_DIRECTIVE_
Records follow. Select each line holding "清远空淡".

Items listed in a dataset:
++++++++++++++++++++

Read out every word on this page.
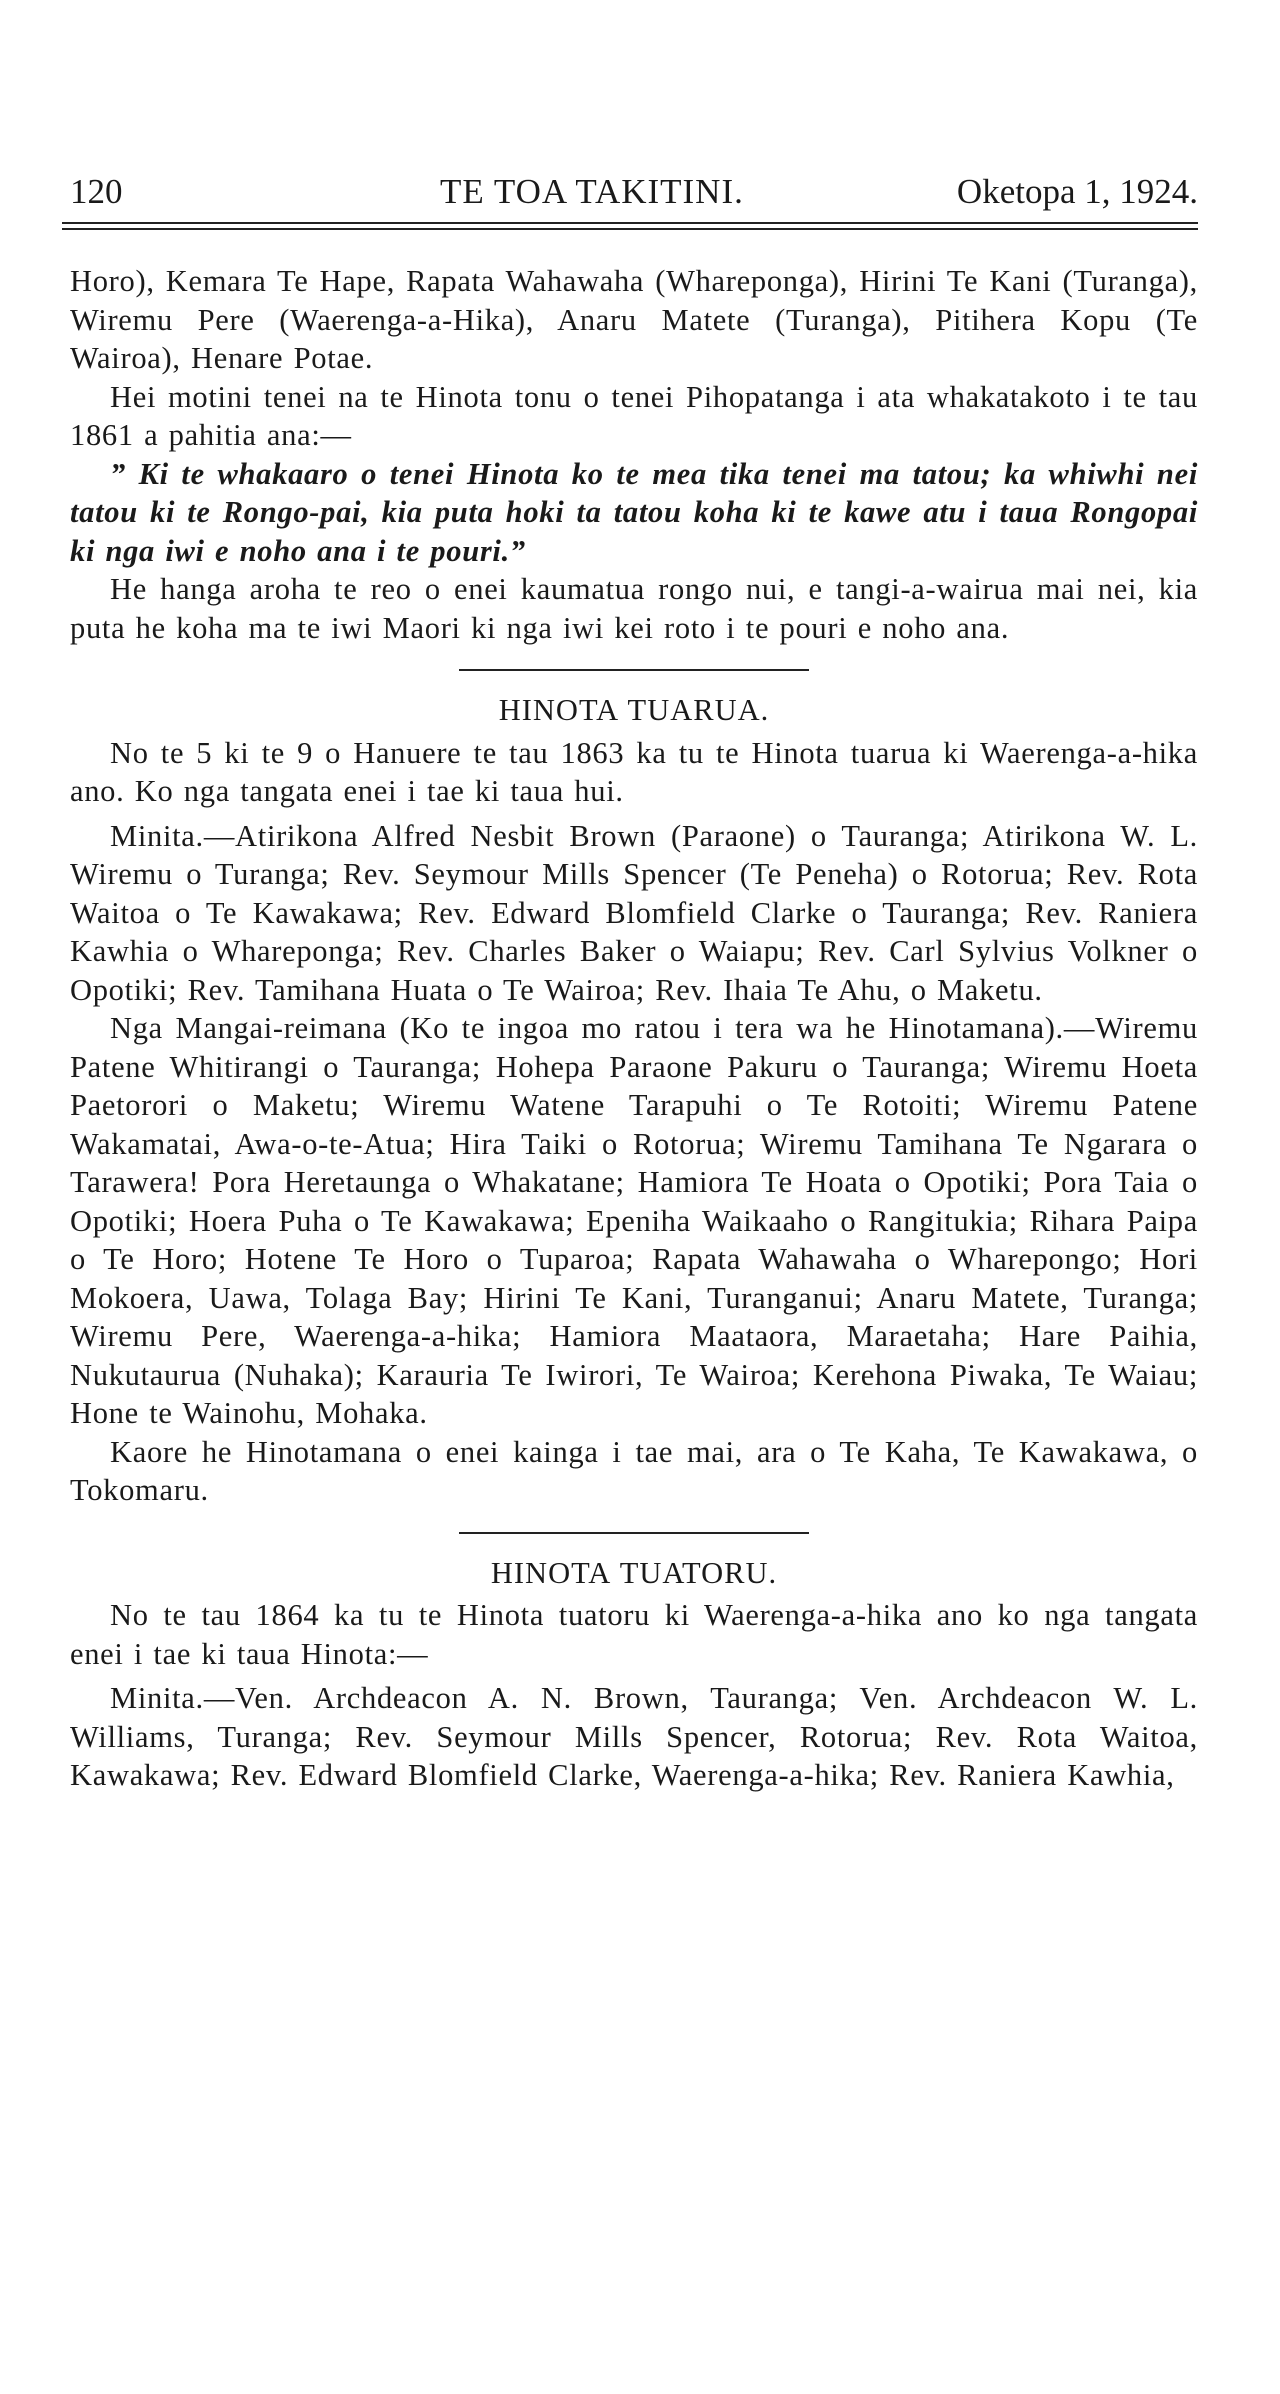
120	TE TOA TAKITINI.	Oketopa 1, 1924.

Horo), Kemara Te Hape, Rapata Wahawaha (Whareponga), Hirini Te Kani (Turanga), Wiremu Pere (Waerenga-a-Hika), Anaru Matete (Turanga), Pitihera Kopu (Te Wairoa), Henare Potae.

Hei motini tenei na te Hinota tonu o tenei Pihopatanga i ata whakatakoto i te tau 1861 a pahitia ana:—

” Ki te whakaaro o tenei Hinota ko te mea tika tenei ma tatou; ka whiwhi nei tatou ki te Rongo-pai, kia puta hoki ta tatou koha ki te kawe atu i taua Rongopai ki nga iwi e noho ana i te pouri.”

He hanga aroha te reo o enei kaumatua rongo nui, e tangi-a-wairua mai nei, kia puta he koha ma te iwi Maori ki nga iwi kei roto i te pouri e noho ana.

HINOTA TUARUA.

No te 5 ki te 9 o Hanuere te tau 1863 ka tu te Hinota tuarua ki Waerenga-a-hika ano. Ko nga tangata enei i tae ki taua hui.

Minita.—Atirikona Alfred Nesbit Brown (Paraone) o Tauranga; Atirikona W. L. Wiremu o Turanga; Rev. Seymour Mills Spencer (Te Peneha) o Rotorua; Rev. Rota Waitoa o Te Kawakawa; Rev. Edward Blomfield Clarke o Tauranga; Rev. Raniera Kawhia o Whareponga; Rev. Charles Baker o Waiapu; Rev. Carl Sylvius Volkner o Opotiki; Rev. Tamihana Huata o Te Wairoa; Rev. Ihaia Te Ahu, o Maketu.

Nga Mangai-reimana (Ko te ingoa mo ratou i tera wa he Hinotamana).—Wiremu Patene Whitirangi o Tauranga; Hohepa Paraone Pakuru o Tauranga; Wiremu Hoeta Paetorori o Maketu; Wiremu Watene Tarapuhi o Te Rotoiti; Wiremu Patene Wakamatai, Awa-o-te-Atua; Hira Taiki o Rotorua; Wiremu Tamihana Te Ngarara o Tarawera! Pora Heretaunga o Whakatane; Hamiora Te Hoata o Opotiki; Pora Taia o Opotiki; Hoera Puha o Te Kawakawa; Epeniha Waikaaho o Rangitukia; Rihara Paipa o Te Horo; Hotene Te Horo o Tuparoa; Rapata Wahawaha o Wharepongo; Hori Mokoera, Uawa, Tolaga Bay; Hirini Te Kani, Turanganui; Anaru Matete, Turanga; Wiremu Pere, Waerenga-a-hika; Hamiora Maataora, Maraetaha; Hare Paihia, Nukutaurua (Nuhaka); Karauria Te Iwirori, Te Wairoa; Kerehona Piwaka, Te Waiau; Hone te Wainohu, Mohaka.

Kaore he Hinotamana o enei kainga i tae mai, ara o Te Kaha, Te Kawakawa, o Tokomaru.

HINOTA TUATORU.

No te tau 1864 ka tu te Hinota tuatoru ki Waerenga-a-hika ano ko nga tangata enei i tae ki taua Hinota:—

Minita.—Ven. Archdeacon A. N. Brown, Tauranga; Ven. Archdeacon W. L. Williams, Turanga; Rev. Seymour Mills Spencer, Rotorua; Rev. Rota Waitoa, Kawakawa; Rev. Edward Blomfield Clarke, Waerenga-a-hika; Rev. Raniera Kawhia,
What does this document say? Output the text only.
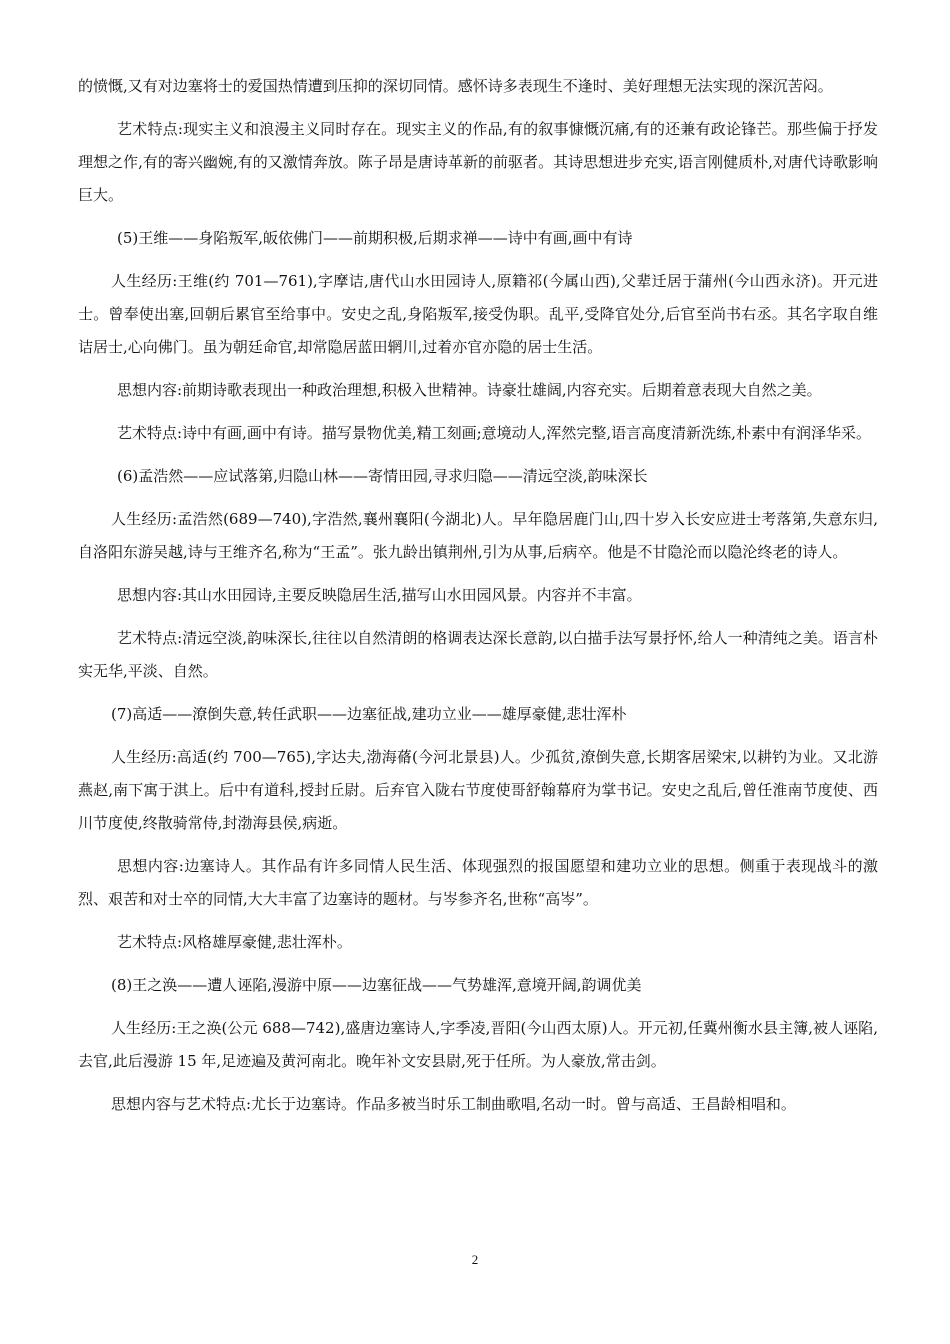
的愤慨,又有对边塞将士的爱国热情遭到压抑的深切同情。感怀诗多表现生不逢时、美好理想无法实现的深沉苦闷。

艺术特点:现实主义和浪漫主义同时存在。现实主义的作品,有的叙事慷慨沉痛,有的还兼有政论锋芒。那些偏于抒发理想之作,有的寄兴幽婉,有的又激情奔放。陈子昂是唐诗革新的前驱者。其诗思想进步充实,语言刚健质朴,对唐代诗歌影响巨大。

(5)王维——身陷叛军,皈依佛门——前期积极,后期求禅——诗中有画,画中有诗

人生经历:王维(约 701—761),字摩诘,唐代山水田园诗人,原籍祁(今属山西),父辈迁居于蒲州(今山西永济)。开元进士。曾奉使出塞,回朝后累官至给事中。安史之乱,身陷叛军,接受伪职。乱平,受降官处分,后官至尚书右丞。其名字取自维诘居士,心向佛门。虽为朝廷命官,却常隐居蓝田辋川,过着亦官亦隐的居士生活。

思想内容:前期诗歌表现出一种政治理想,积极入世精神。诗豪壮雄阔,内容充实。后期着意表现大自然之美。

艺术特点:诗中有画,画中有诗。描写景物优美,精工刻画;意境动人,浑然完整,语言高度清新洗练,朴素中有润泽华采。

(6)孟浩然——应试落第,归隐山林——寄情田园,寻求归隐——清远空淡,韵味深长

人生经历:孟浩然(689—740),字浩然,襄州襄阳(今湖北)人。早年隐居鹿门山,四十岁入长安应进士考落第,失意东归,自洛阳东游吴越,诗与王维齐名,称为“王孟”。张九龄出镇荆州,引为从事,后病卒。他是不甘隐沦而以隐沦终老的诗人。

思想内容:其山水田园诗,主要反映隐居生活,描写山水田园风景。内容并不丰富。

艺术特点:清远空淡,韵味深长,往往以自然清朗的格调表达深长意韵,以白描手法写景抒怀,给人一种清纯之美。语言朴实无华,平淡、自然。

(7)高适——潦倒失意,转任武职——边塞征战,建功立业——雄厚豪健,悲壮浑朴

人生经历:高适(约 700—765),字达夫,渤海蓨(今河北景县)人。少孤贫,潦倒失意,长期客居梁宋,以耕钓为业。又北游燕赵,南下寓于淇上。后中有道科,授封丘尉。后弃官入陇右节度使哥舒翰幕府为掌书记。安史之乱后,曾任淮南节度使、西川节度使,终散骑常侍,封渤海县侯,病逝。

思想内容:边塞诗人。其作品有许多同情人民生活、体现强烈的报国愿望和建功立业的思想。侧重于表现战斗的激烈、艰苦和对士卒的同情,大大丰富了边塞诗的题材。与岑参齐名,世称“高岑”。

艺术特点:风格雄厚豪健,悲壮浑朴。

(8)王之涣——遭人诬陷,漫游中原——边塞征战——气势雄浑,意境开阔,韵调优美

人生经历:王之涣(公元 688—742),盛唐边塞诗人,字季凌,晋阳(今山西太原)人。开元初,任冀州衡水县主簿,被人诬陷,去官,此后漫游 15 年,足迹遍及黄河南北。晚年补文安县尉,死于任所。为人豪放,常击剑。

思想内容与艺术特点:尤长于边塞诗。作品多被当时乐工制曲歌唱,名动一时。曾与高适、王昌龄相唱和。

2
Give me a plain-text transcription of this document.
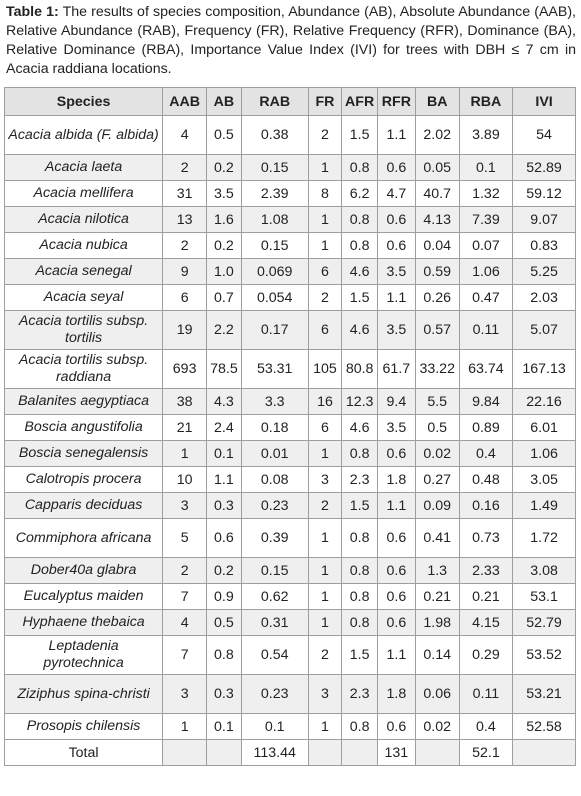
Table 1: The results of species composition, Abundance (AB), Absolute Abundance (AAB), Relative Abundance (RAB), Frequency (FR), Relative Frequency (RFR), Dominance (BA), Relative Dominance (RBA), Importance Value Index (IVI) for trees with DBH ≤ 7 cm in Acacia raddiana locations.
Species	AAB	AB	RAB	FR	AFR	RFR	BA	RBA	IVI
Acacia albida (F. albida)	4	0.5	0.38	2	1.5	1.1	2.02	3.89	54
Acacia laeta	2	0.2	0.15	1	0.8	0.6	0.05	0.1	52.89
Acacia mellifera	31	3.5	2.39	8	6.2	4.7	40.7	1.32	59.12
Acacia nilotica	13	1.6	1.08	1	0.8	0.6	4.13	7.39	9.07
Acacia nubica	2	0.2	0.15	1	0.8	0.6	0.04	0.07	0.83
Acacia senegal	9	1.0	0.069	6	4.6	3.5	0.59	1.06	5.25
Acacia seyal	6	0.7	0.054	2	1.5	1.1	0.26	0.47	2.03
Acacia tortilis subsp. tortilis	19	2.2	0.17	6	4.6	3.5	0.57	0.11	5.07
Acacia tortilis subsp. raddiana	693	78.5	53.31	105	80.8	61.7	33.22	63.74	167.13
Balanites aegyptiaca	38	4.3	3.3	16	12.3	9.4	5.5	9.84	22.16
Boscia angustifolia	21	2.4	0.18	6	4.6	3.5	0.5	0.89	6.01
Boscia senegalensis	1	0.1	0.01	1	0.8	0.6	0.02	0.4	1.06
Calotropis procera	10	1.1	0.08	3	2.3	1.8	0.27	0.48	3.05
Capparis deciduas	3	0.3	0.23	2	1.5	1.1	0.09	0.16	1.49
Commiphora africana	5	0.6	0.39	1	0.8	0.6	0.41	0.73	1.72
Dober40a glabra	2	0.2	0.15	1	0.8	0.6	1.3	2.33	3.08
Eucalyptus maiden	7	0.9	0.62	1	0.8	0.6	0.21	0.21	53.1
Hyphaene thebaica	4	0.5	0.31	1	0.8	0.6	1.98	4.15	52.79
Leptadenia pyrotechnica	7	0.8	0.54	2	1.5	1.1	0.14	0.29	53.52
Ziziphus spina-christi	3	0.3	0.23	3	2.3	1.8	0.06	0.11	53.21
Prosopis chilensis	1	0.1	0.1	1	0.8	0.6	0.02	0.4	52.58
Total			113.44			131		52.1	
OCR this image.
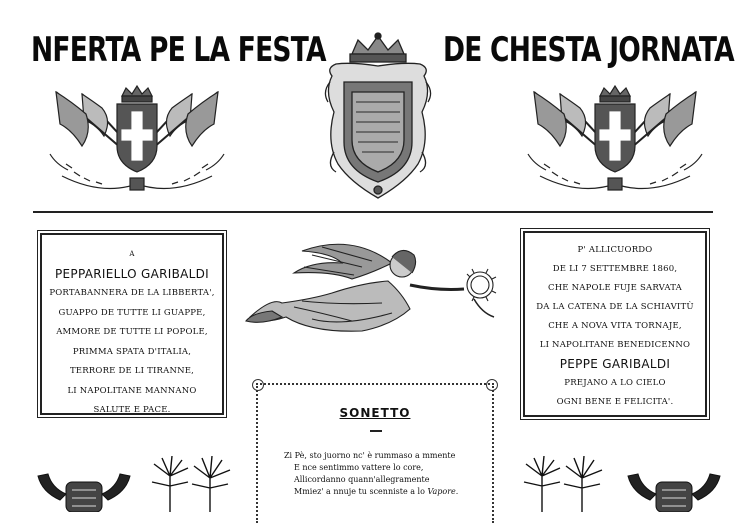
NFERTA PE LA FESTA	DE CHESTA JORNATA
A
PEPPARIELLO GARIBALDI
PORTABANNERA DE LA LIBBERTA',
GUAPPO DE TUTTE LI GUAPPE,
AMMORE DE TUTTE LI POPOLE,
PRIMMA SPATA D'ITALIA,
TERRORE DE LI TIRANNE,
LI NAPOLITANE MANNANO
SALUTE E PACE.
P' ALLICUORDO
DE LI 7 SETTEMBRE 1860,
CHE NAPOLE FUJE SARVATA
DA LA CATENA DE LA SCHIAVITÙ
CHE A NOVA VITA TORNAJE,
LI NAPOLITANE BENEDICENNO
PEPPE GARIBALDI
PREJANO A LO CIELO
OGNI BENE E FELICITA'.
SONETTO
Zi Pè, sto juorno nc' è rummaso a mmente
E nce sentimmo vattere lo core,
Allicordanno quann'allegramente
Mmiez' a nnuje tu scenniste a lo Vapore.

++++++++++++++++++++

_TASK ANSWER_
(6)孟浩然——应试落第,归隐山林——寄情田园,寻求归隐——清远空淡,韵味深长
艺术特点:清远空淡,韵味深长,往往以自然清朗的格调表达深长意韵,以白描手法写景抒怀,给人一种清纯之美。语言朴实无华,平淡、自然。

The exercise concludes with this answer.